* _DO THIS_
Write out each entry, exactly the way it appears.

(Data entries)
* * *

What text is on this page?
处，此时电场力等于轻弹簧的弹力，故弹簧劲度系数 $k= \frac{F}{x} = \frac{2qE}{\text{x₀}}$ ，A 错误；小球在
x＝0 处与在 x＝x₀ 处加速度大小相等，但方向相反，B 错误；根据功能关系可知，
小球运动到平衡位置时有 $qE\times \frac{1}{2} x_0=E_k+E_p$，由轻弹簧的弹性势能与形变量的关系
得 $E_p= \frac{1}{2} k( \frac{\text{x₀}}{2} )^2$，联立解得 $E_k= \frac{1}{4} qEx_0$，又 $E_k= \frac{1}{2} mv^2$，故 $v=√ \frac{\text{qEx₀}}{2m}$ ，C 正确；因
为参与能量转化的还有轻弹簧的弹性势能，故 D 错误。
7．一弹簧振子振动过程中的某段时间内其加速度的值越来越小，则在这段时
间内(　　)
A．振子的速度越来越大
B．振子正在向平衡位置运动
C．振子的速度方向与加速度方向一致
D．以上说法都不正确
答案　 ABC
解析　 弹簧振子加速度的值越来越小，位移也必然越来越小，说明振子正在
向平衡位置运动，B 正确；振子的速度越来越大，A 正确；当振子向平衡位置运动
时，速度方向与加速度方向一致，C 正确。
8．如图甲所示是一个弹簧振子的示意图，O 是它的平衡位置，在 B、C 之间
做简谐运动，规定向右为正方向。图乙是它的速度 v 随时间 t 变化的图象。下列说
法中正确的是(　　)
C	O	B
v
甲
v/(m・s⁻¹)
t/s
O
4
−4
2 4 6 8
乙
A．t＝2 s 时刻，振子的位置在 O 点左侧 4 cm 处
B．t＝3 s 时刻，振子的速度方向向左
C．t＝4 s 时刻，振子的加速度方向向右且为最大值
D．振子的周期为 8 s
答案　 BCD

* * *

* _FULL SOLUTION_
What text is on this page?
处，此时电场力等于轻弹簧的弹力，故弹簧劲度系数 $k= \frac{F}{x} = \frac{2qE}{\text{x₀}}$ ，A 错误；小球在
x＝0 处与在 x＝x₀ 处加速度大小相等，但方向相反，B 错误；根据功能关系可知，
小球运动到平衡位置时有 $qE\times \frac{1}{2} x_0=E_k+E_p$，由轻弹簧的弹性势能与形变量的关系
得 $E_p= \frac{1}{2} k( \frac{\text{x₀}}{2} )^2$，联立解得 $E_k= \frac{1}{4} qEx_0$，又 $E_k= \frac{1}{2} mv^2$，故 $v=√ \frac{\text{qEx₀}}{2m}$ ，C 正确；因
为参与能量转化的还有轻弹簧的弹性势能，故 D 错误。
7．一弹簧振子振动过程中的某段时间内其加速度的值越来越小，则在这段时
间内(　　)
A．振子的速度越来越大
B．振子正在向平衡位置运动
C．振子的速度方向与加速度方向一致
D．以上说法都不正确
答案　 ABC
解析　 弹簧振子加速度的值越来越小，位移也必然越来越小，说明振子正在
向平衡位置运动，B 正确；振子的速度越来越大，A 正确；当振子向平衡位置运动
时，速度方向与加速度方向一致，C 正确。
8．如图甲所示是一个弹簧振子的示意图，O 是它的平衡位置，在 B、C 之间
做简谐运动，规定向右为正方向。图乙是它的速度 v 随时间 t 变化的图象。下列说
法中正确的是(　　)
C	O	B
v
甲
v/(m・s⁻¹)
t/s
O
4
−4
2 4 6 8
乙
A．t＝2 s 时刻，振子的位置在 O 点左侧 4 cm 处
B．t＝3 s 时刻，振子的速度方向向左
C．t＝4 s 时刻，振子的加速度方向向右且为最大值
D．振子的周期为 8 s
答案　 BCD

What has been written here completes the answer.